- **DIRECTIVE**: Please reproduce every record, keeping each one exactly as written.
-- begin INFORMATION SUPPLIED --
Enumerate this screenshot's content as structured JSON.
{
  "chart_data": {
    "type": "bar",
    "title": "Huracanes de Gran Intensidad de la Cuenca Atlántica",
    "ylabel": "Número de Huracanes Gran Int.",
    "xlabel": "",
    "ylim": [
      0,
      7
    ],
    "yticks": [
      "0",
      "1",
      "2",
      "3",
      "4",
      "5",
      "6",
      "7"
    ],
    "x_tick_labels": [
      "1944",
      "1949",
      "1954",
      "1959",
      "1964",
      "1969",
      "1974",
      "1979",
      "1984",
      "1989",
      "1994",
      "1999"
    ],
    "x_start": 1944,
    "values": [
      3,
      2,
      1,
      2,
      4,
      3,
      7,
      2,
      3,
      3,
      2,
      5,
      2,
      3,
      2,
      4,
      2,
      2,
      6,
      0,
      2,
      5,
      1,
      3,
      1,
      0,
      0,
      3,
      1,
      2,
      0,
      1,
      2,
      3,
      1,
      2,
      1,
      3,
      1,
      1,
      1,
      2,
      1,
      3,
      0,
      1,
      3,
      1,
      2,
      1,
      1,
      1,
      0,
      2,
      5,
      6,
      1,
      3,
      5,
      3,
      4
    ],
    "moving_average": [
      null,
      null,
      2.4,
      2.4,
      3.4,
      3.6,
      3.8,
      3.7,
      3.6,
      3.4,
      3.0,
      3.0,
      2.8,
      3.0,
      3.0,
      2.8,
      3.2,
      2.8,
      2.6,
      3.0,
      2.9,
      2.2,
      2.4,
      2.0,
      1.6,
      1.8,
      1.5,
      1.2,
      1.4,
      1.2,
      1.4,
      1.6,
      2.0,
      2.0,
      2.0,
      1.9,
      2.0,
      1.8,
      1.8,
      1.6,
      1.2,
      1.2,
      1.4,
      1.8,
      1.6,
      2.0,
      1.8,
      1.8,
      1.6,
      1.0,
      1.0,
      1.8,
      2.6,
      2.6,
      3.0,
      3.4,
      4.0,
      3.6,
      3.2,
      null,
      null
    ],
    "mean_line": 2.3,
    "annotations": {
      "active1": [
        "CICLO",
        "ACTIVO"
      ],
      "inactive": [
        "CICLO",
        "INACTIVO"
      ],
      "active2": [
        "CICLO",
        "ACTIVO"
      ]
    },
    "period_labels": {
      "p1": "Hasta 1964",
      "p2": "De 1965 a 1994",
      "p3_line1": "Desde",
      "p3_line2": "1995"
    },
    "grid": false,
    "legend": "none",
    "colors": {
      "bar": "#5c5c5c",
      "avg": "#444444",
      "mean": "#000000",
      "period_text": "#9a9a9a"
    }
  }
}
-- end INFORMATION SUPPLIED --
- **FINAL RESULT**:
Enumerate this screenshot's content as structured JSON.
{
  "chart_data": {
    "type": "bar",
    "title": "Huracanes de Gran Intensidad de la Cuenca Atlántica",
    "ylabel": "Número de Huracanes Gran Int.",
    "xlabel": "",
    "ylim": [
      0,
      7
    ],
    "yticks": [
      "0",
      "1",
      "2",
      "3",
      "4",
      "5",
      "6",
      "7"
    ],
    "x_tick_labels": [
      "1944",
      "1949",
      "1954",
      "1959",
      "1964",
      "1969",
      "1974",
      "1979",
      "1984",
      "1989",
      "1994",
      "1999"
    ],
    "x_start": 1944,
    "values": [
      3,
      2,
      1,
      2,
      4,
      3,
      7,
      2,
      3,
      3,
      2,
      5,
      2,
      3,
      2,
      4,
      2,
      2,
      6,
      0,
      2,
      5,
      1,
      3,
      1,
      0,
      0,
      3,
      1,
      2,
      0,
      1,
      2,
      3,
      1,
      2,
      1,
      3,
      1,
      1,
      1,
      2,
      1,
      3,
      0,
      1,
      3,
      1,
      2,
      1,
      1,
      1,
      0,
      2,
      5,
      6,
      1,
      3,
      5,
      3,
      4
    ],
    "moving_average": [
      null,
      null,
      2.4,
      2.4,
      3.4,
      3.6,
      3.8,
      3.7,
      3.6,
      3.4,
      3.0,
      3.0,
      2.8,
      3.0,
      3.0,
      2.8,
      3.2,
      2.8,
      2.6,
      3.0,
      2.9,
      2.2,
      2.4,
      2.0,
      1.6,
      1.8,
      1.5,
      1.2,
      1.4,
      1.2,
      1.4,
      1.6,
      2.0,
      2.0,
      2.0,
      1.9,
      2.0,
      1.8,
      1.8,
      1.6,
      1.2,
      1.2,
      1.4,
      1.8,
      1.6,
      2.0,
      1.8,
      1.8,
      1.6,
      1.0,
      1.0,
      1.8,
      2.6,
      2.6,
      3.0,
      3.4,
      4.0,
      3.6,
      3.2,
      null,
      null
    ],
    "mean_line": 2.3,
    "annotations": {
      "active1": [
        "CICLO",
        "ACTIVO"
      ],
      "inactive": [
        "CICLO",
        "INACTIVO"
      ],
      "active2": [
        "CICLO",
        "ACTIVO"
      ]
    },
    "period_labels": {
      "p1": "Hasta 1964",
      "p2": "De 1965 a 1994",
      "p3_line1": "Desde",
      "p3_line2": "1995"
    },
    "grid": false,
    "legend": "none",
    "colors": {
      "bar": "#5c5c5c",
      "avg": "#444444",
      "mean": "#000000",
      "period_text": "#9a9a9a"
    }
  }
}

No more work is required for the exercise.